Reproduce each of the following entries verbatim, line for line.

──────── Material provided

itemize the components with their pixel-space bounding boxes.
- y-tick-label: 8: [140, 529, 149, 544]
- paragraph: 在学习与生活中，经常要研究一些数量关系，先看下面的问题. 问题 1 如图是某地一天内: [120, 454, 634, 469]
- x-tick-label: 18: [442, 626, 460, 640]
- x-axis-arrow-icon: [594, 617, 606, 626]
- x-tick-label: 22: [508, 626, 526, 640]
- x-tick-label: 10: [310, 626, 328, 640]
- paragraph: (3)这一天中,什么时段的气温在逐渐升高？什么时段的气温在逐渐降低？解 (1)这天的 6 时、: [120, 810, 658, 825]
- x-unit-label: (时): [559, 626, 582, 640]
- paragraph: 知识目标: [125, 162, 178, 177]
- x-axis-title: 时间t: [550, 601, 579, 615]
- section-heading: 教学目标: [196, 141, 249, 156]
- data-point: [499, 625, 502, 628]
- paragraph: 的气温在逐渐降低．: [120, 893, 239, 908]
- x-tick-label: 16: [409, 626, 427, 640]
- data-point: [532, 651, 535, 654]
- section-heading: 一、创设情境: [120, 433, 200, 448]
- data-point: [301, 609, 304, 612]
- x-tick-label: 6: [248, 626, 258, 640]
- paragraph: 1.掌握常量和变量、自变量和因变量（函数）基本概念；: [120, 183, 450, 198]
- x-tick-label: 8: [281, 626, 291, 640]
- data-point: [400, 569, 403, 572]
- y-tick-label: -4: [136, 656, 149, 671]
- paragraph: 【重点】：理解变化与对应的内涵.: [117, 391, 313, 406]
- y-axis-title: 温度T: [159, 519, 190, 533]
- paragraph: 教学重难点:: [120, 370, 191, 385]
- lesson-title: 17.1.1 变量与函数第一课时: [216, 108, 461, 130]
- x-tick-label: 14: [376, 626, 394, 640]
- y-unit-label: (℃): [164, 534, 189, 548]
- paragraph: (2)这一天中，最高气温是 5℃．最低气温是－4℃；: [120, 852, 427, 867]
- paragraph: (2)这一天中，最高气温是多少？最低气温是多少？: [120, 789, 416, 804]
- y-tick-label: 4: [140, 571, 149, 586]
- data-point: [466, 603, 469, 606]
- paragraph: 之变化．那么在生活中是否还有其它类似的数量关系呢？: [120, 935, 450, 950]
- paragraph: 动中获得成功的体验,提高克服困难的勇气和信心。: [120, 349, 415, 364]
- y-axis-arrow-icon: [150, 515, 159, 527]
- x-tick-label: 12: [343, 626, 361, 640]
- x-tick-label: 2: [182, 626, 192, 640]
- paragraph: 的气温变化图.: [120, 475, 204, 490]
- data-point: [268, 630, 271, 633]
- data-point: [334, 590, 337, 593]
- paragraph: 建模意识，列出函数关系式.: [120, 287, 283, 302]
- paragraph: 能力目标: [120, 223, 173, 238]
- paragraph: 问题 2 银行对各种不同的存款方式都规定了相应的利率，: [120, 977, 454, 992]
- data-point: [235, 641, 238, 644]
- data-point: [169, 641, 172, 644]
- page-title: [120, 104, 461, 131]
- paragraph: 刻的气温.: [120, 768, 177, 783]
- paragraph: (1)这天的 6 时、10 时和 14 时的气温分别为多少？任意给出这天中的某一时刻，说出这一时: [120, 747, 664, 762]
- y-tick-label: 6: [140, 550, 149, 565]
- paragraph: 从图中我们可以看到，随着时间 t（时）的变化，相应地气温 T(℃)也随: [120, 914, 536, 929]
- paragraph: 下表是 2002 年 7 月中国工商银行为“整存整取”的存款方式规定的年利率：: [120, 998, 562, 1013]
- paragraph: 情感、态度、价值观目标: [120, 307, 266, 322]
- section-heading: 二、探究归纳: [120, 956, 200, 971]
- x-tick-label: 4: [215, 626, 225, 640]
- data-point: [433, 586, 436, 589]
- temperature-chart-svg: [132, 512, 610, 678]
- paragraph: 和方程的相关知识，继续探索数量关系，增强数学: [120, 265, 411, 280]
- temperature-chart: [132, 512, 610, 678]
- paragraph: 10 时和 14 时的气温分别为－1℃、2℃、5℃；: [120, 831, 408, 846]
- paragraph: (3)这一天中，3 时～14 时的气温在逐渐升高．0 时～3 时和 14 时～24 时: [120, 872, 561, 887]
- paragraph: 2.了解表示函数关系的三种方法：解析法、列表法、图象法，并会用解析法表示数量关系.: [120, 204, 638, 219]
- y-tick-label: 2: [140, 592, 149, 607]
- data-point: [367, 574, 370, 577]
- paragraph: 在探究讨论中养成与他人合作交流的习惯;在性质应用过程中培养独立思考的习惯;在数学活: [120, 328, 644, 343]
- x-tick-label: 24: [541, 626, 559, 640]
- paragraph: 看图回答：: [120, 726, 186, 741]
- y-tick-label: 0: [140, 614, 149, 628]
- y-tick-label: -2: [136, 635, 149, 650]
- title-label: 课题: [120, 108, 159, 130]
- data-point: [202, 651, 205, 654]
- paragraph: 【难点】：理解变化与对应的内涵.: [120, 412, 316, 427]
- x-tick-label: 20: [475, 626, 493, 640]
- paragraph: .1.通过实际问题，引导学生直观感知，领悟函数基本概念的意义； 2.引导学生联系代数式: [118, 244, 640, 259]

────────────────

Exercise answer.
itemize the components with their pixel-space bounding boxes.
- y-tick-label: 8: [140, 529, 149, 544]
- paragraph: 在学习与生活中，经常要研究一些数量关系，先看下面的问题. 问题 1 如图是某地一天内: [120, 454, 634, 469]
- x-tick-label: 18: [442, 626, 460, 640]
- x-axis-arrow-icon: [594, 617, 606, 626]
- x-tick-label: 22: [508, 626, 526, 640]
- x-tick-label: 10: [310, 626, 328, 640]
- paragraph: (3)这一天中,什么时段的气温在逐渐升高？什么时段的气温在逐渐降低？解 (1)这天的 6 时、: [120, 810, 658, 825]
- x-unit-label: (时): [559, 626, 582, 640]
- paragraph: 知识目标: [125, 162, 178, 177]
- x-axis-title: 时间t: [550, 601, 579, 615]
- section-heading: 教学目标: [196, 141, 249, 156]
- data-point: [499, 625, 502, 628]
- paragraph: 的气温在逐渐降低．: [120, 893, 239, 908]
- x-tick-label: 16: [409, 626, 427, 640]
- data-point: [532, 651, 535, 654]
- section-heading: 一、创设情境: [120, 433, 200, 448]
- data-point: [301, 609, 304, 612]
- x-tick-label: 6: [248, 626, 258, 640]
- paragraph: 1.掌握常量和变量、自变量和因变量（函数）基本概念；: [120, 183, 450, 198]
- x-tick-label: 8: [281, 626, 291, 640]
- data-point: [400, 569, 403, 572]
- y-tick-label: -4: [136, 656, 149, 671]
- paragraph: 【重点】：理解变化与对应的内涵.: [117, 391, 313, 406]
- y-axis-title: 温度T: [159, 519, 190, 533]
- paragraph: 教学重难点:: [120, 370, 191, 385]
- lesson-title: 17.1.1 变量与函数第一课时: [216, 108, 461, 130]
- x-tick-label: 14: [376, 626, 394, 640]
- y-unit-label: (℃): [164, 534, 189, 548]
- paragraph: (2)这一天中，最高气温是 5℃．最低气温是－4℃；: [120, 852, 427, 867]
- paragraph: (2)这一天中，最高气温是多少？最低气温是多少？: [120, 789, 416, 804]
- y-tick-label: 4: [140, 571, 149, 586]
- data-point: [466, 603, 469, 606]
- paragraph: 之变化．那么在生活中是否还有其它类似的数量关系呢？: [120, 935, 450, 950]
- paragraph: 动中获得成功的体验,提高克服困难的勇气和信心。: [120, 349, 415, 364]
- y-axis-arrow-icon: [150, 515, 159, 527]
- x-tick-label: 12: [343, 626, 361, 640]
- x-tick-label: 2: [182, 626, 192, 640]
- paragraph: 的气温变化图.: [120, 475, 204, 490]
- data-point: [268, 630, 271, 633]
- data-point: [334, 590, 337, 593]
- paragraph: 建模意识，列出函数关系式.: [120, 287, 283, 302]
- paragraph: 能力目标: [120, 223, 173, 238]
- paragraph: 问题 2 银行对各种不同的存款方式都规定了相应的利率，: [120, 977, 454, 992]
- data-point: [235, 641, 238, 644]
- data-point: [169, 641, 172, 644]
- page-title: [120, 104, 461, 131]
- paragraph: 刻的气温.: [120, 768, 177, 783]
- paragraph: (1)这天的 6 时、10 时和 14 时的气温分别为多少？任意给出这天中的某一时刻，说出这一时: [120, 747, 664, 762]
- y-tick-label: 6: [140, 550, 149, 565]
- paragraph: 从图中我们可以看到，随着时间 t（时）的变化，相应地气温 T(℃)也随: [120, 914, 536, 929]
- paragraph: 下表是 2002 年 7 月中国工商银行为“整存整取”的存款方式规定的年利率：: [120, 998, 562, 1013]
- paragraph: 情感、态度、价值观目标: [120, 307, 266, 322]
- section-heading: 二、探究归纳: [120, 956, 200, 971]
- x-tick-label: 4: [215, 626, 225, 640]
- data-point: [433, 586, 436, 589]
- temperature-chart-svg: [132, 512, 610, 678]
- paragraph: 和方程的相关知识，继续探索数量关系，增强数学: [120, 265, 411, 280]
- temperature-chart: [132, 512, 610, 678]
- paragraph: 10 时和 14 时的气温分别为－1℃、2℃、5℃；: [120, 831, 408, 846]
- paragraph: (3)这一天中，3 时～14 时的气温在逐渐升高．0 时～3 时和 14 时～24 时: [120, 872, 561, 887]
- paragraph: 2.了解表示函数关系的三种方法：解析法、列表法、图象法，并会用解析法表示数量关系.: [120, 204, 638, 219]
- y-tick-label: 2: [140, 592, 149, 607]
- data-point: [367, 574, 370, 577]
- paragraph: 在探究讨论中养成与他人合作交流的习惯;在性质应用过程中培养独立思考的习惯;在数学活: [120, 328, 644, 343]
- x-tick-label: 24: [541, 626, 559, 640]
- paragraph: 看图回答：: [120, 726, 186, 741]
- y-tick-label: 0: [140, 614, 149, 628]
- y-tick-label: -2: [136, 635, 149, 650]
- title-label: 课题: [120, 108, 159, 130]
- data-point: [202, 651, 205, 654]
- paragraph: 【难点】：理解变化与对应的内涵.: [120, 412, 316, 427]
- x-tick-label: 20: [475, 626, 493, 640]
- paragraph: .1.通过实际问题，引导学生直观感知，领悟函数基本概念的意义； 2.引导学生联系代数式: [118, 244, 640, 259]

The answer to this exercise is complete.